__WORK REQUIRED__.
Using the material that follows, identify and copy each line with the string "selected".

__DATA EXTRACT__.
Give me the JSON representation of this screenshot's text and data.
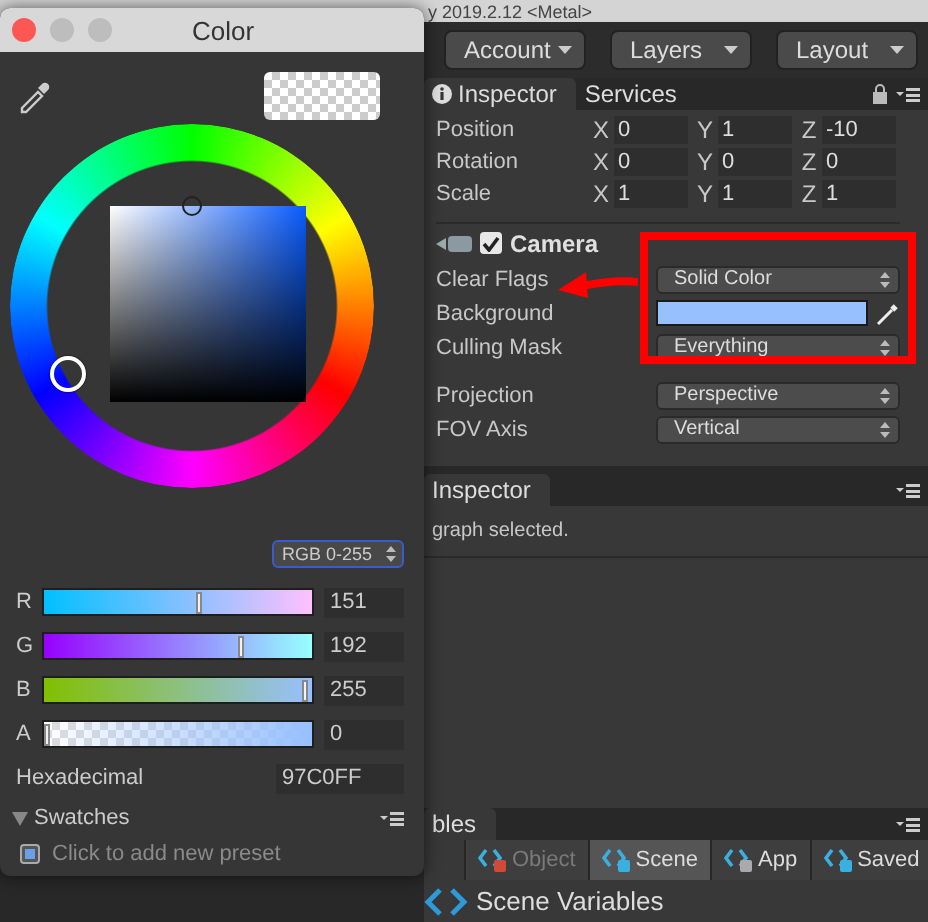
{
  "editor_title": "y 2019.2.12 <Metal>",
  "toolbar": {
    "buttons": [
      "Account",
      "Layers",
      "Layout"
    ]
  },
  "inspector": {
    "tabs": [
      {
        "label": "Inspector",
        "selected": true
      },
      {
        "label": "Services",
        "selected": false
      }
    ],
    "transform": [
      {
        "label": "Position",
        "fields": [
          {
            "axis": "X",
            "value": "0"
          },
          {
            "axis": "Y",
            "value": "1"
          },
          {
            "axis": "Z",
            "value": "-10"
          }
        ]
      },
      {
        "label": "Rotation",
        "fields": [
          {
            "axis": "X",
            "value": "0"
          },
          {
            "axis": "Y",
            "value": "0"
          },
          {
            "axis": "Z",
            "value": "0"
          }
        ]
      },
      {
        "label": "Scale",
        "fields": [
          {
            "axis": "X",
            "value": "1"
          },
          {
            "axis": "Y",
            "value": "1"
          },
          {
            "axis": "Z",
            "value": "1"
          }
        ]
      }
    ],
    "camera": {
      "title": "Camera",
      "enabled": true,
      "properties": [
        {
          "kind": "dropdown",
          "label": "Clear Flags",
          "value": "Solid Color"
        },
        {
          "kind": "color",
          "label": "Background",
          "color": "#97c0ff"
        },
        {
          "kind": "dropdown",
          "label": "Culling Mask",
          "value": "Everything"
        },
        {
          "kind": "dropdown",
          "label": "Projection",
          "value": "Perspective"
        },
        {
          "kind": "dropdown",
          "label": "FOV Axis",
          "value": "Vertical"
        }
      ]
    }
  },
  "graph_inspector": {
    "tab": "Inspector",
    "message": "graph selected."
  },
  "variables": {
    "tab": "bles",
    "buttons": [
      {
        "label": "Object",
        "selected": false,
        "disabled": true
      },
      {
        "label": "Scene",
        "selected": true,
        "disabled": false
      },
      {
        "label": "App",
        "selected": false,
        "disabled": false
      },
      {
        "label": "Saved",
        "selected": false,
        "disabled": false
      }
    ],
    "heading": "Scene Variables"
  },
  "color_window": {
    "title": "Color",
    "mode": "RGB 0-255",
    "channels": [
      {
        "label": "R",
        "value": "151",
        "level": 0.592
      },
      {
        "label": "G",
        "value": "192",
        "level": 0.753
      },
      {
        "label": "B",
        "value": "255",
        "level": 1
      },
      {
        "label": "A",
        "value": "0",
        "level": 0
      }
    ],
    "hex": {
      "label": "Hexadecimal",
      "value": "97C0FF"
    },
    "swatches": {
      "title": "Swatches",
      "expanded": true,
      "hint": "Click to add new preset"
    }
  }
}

__ANSWER TO THE TASK__.
        "selected": true
        "selected": false
    "message": "graph selected."
        "selected": false,
        "selected": true,
        "selected": false,
        "selected": false,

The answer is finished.